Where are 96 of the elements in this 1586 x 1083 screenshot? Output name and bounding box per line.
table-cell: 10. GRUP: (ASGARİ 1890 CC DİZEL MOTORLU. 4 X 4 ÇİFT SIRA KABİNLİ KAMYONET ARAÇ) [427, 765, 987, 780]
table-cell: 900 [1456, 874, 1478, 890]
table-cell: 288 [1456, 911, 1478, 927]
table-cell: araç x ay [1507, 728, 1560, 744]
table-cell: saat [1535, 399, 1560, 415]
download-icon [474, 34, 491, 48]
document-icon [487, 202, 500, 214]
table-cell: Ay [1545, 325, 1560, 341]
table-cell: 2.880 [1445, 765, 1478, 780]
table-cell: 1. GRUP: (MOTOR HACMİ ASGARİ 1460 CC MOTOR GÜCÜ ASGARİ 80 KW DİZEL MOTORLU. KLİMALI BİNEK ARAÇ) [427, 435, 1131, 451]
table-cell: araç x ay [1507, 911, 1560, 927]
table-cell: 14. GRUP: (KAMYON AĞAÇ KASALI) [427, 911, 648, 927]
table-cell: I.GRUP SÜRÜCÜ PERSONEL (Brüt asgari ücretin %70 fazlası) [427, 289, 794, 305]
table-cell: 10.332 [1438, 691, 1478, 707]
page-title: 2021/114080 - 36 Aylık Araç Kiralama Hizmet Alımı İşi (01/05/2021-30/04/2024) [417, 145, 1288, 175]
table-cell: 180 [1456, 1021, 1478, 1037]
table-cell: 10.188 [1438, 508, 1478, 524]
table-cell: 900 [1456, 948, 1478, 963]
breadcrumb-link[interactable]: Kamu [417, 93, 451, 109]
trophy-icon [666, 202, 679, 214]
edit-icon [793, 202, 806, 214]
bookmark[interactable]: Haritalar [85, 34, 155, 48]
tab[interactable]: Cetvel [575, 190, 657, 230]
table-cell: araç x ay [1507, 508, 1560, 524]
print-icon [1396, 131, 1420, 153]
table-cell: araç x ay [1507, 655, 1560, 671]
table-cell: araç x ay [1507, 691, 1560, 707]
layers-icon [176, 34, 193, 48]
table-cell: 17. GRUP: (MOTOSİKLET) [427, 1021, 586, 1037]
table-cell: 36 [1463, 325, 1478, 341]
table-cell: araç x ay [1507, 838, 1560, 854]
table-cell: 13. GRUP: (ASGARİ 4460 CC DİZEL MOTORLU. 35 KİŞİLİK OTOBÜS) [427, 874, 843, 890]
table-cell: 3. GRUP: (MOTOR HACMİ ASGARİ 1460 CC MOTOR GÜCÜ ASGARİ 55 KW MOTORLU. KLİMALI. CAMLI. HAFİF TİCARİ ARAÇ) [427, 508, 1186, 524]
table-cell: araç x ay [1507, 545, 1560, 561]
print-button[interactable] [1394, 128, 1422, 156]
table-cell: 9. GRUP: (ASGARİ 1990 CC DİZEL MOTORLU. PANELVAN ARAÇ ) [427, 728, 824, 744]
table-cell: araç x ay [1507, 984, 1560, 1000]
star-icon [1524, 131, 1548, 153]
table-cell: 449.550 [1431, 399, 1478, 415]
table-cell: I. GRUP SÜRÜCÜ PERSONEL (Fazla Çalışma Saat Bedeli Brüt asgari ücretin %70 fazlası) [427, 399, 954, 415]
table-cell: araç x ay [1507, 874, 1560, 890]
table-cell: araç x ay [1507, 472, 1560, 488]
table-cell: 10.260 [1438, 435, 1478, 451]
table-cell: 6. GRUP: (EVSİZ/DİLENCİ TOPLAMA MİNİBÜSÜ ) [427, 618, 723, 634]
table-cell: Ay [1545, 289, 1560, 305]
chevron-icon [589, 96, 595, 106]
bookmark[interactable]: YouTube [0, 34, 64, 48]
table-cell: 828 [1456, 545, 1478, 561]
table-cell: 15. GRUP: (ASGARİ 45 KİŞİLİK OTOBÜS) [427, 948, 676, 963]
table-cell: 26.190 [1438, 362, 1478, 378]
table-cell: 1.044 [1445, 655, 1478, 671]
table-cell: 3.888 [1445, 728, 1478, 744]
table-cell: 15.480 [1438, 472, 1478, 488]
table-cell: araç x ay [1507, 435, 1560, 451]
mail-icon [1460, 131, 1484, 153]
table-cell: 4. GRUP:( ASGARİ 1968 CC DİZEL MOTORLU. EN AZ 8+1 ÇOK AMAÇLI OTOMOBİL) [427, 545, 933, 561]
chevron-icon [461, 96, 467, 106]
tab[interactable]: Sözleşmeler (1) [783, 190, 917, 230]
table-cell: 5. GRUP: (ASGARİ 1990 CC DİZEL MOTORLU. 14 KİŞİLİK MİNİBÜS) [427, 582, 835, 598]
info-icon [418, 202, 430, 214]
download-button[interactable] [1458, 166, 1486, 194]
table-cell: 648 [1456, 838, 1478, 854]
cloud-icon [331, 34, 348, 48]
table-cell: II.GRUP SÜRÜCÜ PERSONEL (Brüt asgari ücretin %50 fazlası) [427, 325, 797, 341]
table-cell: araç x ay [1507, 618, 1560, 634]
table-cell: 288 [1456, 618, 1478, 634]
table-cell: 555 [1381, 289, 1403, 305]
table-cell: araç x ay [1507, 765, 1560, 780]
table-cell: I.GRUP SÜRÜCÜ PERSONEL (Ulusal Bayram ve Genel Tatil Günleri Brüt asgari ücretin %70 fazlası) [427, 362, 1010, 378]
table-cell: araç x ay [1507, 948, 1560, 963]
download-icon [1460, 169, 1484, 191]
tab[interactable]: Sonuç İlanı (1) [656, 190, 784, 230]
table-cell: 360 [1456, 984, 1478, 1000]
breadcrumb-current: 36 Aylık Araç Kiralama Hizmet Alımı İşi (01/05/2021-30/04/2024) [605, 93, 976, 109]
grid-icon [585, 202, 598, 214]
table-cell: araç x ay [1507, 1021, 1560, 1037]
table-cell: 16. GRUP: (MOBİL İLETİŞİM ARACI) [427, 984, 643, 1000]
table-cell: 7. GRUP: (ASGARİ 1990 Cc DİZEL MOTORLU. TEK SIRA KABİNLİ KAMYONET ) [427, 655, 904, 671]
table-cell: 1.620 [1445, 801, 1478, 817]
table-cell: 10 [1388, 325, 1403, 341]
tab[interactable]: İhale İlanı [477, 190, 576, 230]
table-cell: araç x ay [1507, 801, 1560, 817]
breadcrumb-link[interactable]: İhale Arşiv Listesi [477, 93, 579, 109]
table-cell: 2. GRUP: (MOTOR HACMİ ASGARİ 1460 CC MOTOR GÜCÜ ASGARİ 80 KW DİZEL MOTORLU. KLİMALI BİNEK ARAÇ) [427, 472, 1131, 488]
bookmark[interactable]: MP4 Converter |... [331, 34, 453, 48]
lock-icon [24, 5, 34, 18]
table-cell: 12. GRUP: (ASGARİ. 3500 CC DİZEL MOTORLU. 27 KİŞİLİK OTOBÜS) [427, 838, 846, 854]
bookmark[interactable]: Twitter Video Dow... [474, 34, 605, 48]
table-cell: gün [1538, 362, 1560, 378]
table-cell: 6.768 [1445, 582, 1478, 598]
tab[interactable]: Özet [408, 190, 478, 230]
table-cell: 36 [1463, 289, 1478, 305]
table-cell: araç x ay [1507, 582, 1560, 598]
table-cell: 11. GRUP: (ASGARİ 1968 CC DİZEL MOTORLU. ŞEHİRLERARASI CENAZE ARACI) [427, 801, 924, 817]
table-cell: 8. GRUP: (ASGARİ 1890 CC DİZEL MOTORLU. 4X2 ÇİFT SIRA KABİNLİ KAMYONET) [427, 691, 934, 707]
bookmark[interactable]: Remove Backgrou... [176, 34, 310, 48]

● ● ● ● ●

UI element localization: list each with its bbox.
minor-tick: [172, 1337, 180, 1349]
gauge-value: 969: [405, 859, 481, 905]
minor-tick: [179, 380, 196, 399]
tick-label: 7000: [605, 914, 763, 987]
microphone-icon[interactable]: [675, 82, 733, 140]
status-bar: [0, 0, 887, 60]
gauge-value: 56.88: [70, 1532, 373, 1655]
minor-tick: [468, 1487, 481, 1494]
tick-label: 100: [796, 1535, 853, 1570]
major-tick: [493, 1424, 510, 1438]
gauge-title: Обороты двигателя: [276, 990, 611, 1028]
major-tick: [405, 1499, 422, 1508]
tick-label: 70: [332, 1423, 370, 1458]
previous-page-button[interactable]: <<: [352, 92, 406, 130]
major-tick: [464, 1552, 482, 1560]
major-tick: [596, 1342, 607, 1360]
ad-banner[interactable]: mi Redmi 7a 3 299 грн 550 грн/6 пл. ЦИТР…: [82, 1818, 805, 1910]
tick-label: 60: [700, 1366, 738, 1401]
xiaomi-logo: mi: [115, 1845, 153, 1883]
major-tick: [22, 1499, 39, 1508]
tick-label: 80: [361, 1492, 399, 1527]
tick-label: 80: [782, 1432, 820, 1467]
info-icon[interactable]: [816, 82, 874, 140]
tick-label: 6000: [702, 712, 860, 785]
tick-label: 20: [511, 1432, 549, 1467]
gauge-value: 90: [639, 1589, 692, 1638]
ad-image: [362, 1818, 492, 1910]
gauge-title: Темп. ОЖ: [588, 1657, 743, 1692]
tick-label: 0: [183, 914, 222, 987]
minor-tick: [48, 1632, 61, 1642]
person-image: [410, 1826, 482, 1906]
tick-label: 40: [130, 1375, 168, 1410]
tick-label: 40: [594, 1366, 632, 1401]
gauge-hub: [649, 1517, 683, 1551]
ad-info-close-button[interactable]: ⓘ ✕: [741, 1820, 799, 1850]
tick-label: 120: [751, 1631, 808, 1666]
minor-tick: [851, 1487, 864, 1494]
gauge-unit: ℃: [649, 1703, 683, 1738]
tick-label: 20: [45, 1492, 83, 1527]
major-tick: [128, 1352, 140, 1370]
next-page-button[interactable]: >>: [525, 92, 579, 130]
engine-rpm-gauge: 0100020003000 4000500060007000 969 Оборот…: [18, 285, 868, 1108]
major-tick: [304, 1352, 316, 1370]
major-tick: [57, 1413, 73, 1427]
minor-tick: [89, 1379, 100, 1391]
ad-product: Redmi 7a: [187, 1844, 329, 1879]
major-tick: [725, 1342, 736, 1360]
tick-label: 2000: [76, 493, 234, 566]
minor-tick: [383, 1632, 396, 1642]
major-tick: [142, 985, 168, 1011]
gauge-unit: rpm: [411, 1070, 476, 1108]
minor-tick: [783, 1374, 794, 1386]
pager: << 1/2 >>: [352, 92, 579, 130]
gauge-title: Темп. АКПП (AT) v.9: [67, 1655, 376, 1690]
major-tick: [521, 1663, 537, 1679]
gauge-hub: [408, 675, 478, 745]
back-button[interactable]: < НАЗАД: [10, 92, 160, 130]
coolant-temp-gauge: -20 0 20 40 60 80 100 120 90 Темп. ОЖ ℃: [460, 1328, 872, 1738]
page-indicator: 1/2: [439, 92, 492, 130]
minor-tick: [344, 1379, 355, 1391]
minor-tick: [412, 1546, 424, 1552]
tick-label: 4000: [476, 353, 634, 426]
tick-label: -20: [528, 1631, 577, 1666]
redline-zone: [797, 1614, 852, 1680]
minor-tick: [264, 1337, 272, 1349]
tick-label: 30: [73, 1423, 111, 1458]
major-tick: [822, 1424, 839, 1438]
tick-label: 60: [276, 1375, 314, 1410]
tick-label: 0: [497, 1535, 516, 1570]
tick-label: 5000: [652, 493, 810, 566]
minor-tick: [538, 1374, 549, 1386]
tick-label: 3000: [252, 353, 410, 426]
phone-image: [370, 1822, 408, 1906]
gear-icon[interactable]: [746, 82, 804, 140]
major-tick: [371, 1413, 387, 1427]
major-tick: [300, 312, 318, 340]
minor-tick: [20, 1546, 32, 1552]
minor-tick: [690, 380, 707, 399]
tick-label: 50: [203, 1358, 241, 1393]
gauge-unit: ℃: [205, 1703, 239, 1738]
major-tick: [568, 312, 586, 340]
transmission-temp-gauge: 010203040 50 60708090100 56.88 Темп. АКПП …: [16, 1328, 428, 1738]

● ● ● ● ●

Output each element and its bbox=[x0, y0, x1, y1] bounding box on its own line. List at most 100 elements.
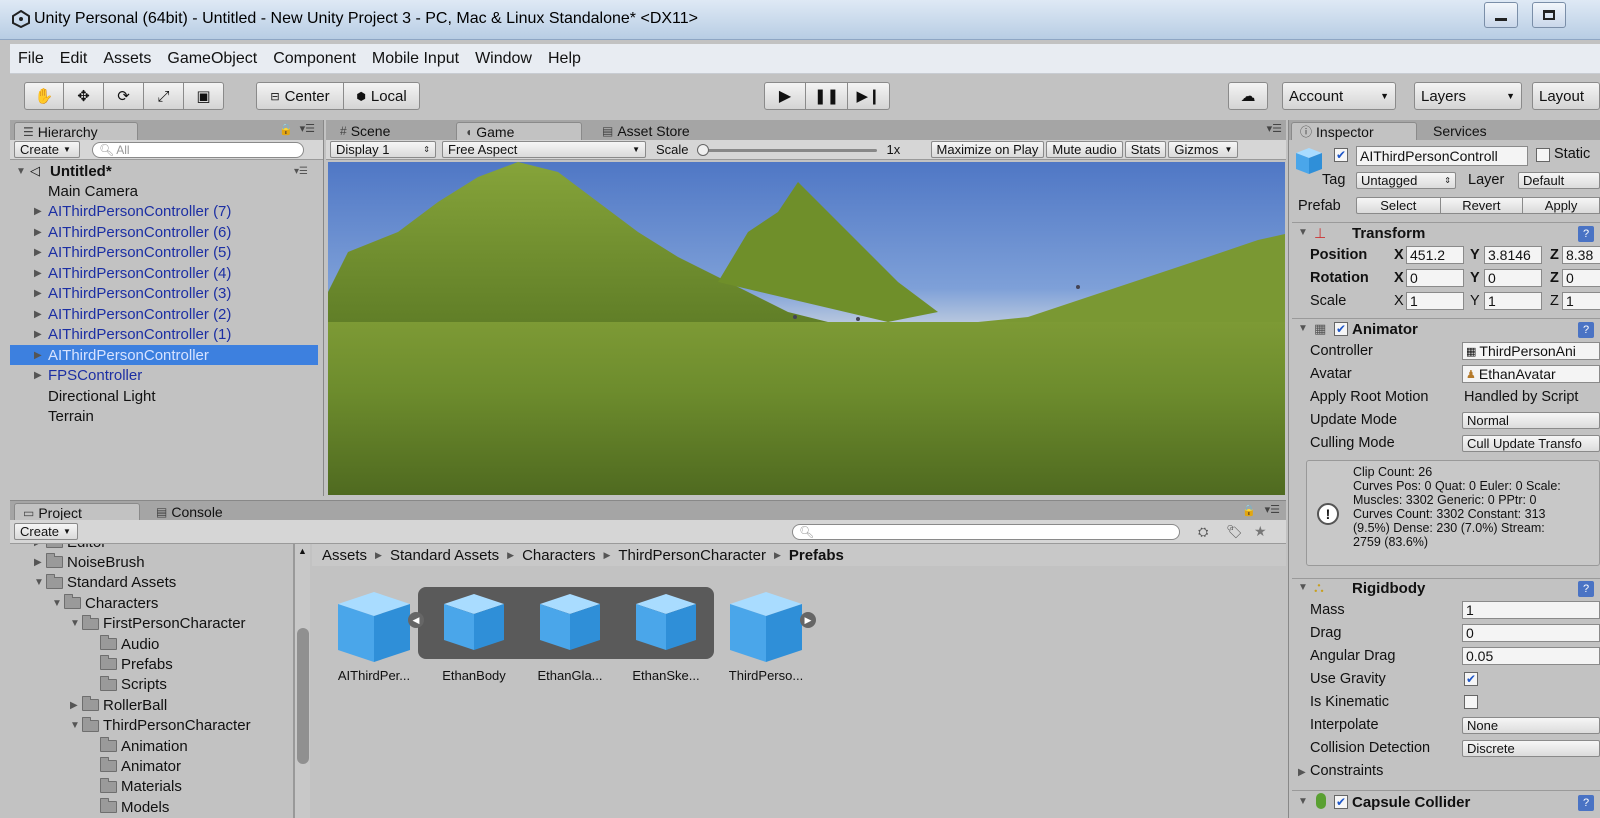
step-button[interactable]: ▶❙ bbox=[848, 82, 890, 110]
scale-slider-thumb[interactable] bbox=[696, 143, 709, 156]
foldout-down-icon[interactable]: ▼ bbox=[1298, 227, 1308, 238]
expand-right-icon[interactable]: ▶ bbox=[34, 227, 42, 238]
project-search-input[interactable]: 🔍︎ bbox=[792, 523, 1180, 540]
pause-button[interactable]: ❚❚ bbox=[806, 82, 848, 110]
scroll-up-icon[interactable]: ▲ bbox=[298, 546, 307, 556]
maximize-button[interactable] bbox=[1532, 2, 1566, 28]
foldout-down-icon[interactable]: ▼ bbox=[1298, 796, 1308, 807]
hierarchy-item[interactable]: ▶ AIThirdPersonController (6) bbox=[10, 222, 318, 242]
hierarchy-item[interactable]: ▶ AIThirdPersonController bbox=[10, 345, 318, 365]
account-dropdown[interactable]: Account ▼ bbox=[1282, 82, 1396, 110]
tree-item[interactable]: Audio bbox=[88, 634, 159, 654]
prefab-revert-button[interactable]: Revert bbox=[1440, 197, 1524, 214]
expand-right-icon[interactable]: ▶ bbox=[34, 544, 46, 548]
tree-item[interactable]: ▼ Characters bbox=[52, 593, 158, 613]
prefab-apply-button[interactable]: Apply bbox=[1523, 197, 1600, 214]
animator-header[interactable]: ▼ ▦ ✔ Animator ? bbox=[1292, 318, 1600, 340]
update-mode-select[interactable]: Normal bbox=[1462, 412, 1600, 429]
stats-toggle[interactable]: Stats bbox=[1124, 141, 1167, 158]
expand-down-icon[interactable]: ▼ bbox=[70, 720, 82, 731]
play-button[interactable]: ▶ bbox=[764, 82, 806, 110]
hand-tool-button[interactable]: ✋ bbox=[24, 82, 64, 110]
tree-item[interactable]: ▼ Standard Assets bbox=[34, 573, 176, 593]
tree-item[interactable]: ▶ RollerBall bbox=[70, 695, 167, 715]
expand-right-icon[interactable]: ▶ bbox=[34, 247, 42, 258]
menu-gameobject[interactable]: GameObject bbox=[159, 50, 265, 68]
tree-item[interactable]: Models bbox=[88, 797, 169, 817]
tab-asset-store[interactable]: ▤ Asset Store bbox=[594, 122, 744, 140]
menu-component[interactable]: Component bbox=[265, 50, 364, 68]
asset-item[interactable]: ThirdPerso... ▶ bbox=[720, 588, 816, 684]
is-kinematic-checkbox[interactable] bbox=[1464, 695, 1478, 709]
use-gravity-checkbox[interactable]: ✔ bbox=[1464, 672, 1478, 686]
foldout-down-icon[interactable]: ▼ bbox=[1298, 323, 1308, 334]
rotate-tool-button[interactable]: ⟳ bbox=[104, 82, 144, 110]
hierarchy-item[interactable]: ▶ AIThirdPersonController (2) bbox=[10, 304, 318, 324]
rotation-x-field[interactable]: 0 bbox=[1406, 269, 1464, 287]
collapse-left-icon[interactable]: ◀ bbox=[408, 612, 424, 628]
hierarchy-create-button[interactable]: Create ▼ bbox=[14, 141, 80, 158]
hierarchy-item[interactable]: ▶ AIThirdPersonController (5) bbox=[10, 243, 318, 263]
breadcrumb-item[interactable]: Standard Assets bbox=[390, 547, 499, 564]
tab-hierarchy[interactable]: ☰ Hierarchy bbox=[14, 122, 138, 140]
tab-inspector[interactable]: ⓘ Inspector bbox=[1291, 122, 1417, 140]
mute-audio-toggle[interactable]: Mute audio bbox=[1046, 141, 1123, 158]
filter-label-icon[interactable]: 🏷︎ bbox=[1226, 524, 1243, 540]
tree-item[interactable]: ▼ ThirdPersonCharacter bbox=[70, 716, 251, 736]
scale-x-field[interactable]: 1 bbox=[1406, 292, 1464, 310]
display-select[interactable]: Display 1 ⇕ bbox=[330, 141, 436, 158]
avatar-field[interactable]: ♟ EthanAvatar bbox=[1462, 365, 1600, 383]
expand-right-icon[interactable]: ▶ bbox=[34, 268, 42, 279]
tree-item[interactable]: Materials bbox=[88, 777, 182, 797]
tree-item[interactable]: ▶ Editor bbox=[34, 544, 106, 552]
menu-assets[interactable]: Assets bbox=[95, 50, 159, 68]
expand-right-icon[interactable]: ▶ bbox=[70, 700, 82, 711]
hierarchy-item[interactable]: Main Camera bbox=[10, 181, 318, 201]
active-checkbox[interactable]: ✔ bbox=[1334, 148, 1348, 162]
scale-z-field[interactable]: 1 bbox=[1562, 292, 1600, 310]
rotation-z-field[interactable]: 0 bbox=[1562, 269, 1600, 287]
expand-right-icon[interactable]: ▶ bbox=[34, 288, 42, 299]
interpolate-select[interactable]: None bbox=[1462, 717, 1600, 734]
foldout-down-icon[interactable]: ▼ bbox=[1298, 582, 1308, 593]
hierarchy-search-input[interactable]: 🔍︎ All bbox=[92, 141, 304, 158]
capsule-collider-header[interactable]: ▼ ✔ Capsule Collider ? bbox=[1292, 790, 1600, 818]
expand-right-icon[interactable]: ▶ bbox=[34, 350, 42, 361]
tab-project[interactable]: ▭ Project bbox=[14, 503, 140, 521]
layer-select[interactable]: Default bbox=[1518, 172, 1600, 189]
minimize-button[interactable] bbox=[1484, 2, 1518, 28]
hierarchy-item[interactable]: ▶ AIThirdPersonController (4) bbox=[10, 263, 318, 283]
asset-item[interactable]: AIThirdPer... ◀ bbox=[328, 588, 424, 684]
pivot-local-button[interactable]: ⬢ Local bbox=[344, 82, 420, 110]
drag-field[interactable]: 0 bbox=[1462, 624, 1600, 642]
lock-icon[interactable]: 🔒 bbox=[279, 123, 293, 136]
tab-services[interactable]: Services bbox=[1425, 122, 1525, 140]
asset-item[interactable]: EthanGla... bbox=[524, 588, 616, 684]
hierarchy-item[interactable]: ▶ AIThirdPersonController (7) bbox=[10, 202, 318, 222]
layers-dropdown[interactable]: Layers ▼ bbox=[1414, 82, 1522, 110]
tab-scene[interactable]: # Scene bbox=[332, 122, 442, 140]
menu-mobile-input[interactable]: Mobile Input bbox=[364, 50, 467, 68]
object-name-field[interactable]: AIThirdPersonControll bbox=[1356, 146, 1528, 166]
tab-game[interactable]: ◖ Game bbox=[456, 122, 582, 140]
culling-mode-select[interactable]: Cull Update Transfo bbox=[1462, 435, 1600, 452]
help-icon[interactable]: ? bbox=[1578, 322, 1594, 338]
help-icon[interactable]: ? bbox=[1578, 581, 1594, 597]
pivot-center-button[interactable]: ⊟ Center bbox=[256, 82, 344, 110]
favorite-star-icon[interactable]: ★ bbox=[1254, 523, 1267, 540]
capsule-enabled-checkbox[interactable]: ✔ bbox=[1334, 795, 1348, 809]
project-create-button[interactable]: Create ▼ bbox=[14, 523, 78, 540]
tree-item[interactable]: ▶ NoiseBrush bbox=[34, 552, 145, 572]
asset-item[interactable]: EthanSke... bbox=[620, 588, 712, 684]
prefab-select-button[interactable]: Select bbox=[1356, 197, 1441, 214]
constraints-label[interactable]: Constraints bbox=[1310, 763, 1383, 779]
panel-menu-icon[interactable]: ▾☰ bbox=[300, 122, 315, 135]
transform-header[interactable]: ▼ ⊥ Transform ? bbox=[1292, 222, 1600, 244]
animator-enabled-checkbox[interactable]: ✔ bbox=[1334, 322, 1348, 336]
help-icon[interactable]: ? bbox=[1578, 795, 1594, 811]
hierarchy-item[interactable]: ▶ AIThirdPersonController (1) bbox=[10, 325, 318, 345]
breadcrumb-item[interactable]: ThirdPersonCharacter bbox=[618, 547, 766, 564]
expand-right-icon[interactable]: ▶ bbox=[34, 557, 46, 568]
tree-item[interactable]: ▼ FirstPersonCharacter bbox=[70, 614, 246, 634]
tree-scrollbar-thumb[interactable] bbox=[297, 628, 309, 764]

● ● ● ● ●

OPDRACHT:
Herschrijf het deel van de lijst dat opent met de regel met "Where are 96" en sluit met de regel met "layers-icon [176, 34, 193, 48]". Vervang daarin "Cetvel" door "Liste" en laat al het andere ongewijzigd.

VOLLEDIGE UITWERKING:
Where are 96 of the elements in this 1586 x 1083 screenshot? Output name and bounding box per line.
table-cell: 10. GRUP: (ASGARİ 1890 CC DİZEL MOTORLU. 4 X 4 ÇİFT SIRA KABİNLİ KAMYONET ARAÇ) [427, 765, 987, 780]
table-cell: 900 [1456, 874, 1478, 890]
table-cell: 288 [1456, 911, 1478, 927]
table-cell: araç x ay [1507, 728, 1560, 744]
table-cell: saat [1535, 399, 1560, 415]
download-icon [474, 34, 491, 48]
document-icon [487, 202, 500, 214]
table-cell: Ay [1545, 325, 1560, 341]
table-cell: 2.880 [1445, 765, 1478, 780]
table-cell: 1. GRUP: (MOTOR HACMİ ASGARİ 1460 CC MOTOR GÜCÜ ASGARİ 80 KW DİZEL MOTORLU. KLİMALI BİNEK ARAÇ) [427, 435, 1131, 451]
table-cell: araç x ay [1507, 911, 1560, 927]
table-cell: 14. GRUP: (KAMYON AĞAÇ KASALI) [427, 911, 648, 927]
table-cell: I.GRUP SÜRÜCÜ PERSONEL (Brüt asgari ücretin %70 fazlası) [427, 289, 794, 305]
table-cell: 10.332 [1438, 691, 1478, 707]
page-title: 2021/114080 - 36 Aylık Araç Kiralama Hizmet Alımı İşi (01/05/2021-30/04/2024) [417, 145, 1288, 175]
table-cell: 180 [1456, 1021, 1478, 1037]
table-cell: 10.188 [1438, 508, 1478, 524]
table-cell: 900 [1456, 948, 1478, 963]
breadcrumb-link[interactable]: Kamu [417, 93, 451, 109]
trophy-icon [666, 202, 679, 214]
edit-icon [793, 202, 806, 214]
bookmark[interactable]: Haritalar [85, 34, 155, 48]
tab[interactable]: Liste [575, 190, 657, 230]
table-cell: araç x ay [1507, 508, 1560, 524]
print-icon [1396, 131, 1420, 153]
table-cell: araç x ay [1507, 655, 1560, 671]
table-cell: araç x ay [1507, 691, 1560, 707]
layers-icon [176, 34, 193, 48]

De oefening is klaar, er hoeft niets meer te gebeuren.